§ **Task brief**: In the entries below, identify every line with the string "お気に入り" and copy it.

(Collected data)
───

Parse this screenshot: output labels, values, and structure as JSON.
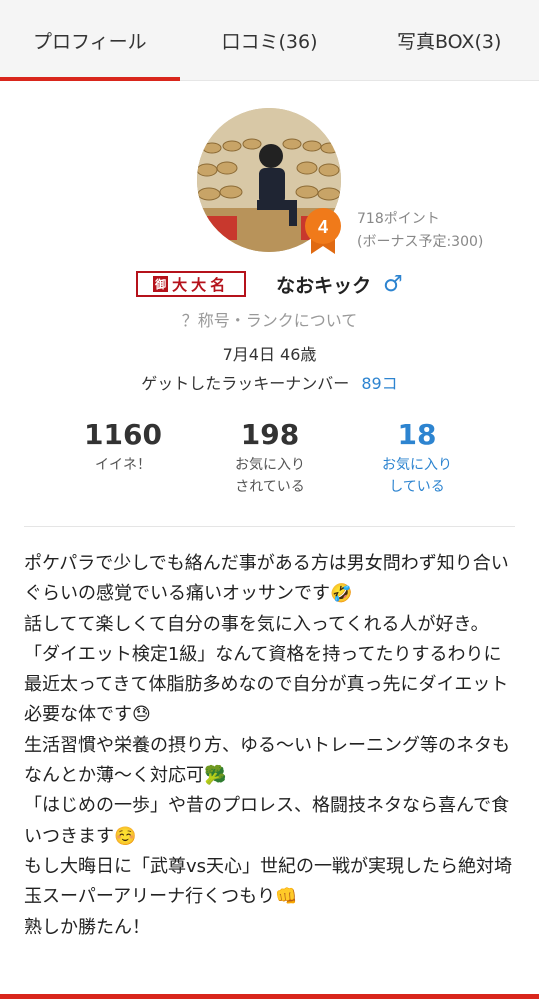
{
  "tabs": [
    {
      "label": "プロフィール",
      "active": true
    },
    {
      "label": "口コミ(36)",
      "active": false
    },
    {
      "label": "写真BOX(3)",
      "active": false
    }
  ],
  "profile": {
    "level": "4",
    "points": "718ポイント",
    "bonus": "(ボーナス予定:300)",
    "title_badge": "大大名",
    "title_mark": "御",
    "username": "なおキック",
    "gender_icon": "♂",
    "rank_link": "？称号・ランクについて",
    "birth": "7月4日 46歳",
    "lucky_label": "ゲットしたラッキーナンバー",
    "lucky_count": "89コ"
  },
  "stats": [
    {
      "num": "1160",
      "label": "イイネ！"
    },
    {
      "num": "198",
      "label": "お気に入り\nされている"
    },
    {
      "num": "18",
      "label": "お気に入り\nしている"
    }
  ],
  "bio": "ポケパラで少しでも絡んだ事がある方は男女問わず知り合いぐらいの感覚でいる痛いオッサンです🤣\n話してて楽しくて自分の事を気に入ってくれる人が好き。\n「ダイエット検定1級」なんて資格を持ってたりするわりに最近太ってきて体脂肪多めなので自分が真っ先にダイエット必要な体です😓\n生活習慣や栄養の摂り方、ゆる〜いトレーニング等のネタもなんとか薄〜く対応可🥦\n「はじめの一歩」や昔のプロレス、格闘技ネタなら喜んで食いつきます☺️\nもし大晦日に「武尊vs天心」世紀の一戦が実現したら絶対埼玉スーパーアリーナ行くつもり👊\n熟しか勝たん！",
  "colors": {
    "accent": "#d9261c",
    "link": "#2d84d0",
    "badge": "#f07a1a"
  }
}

───

§ **Written response**:
      "label": "お気に入り\nされている"
      "label": "お気に入り\nしている"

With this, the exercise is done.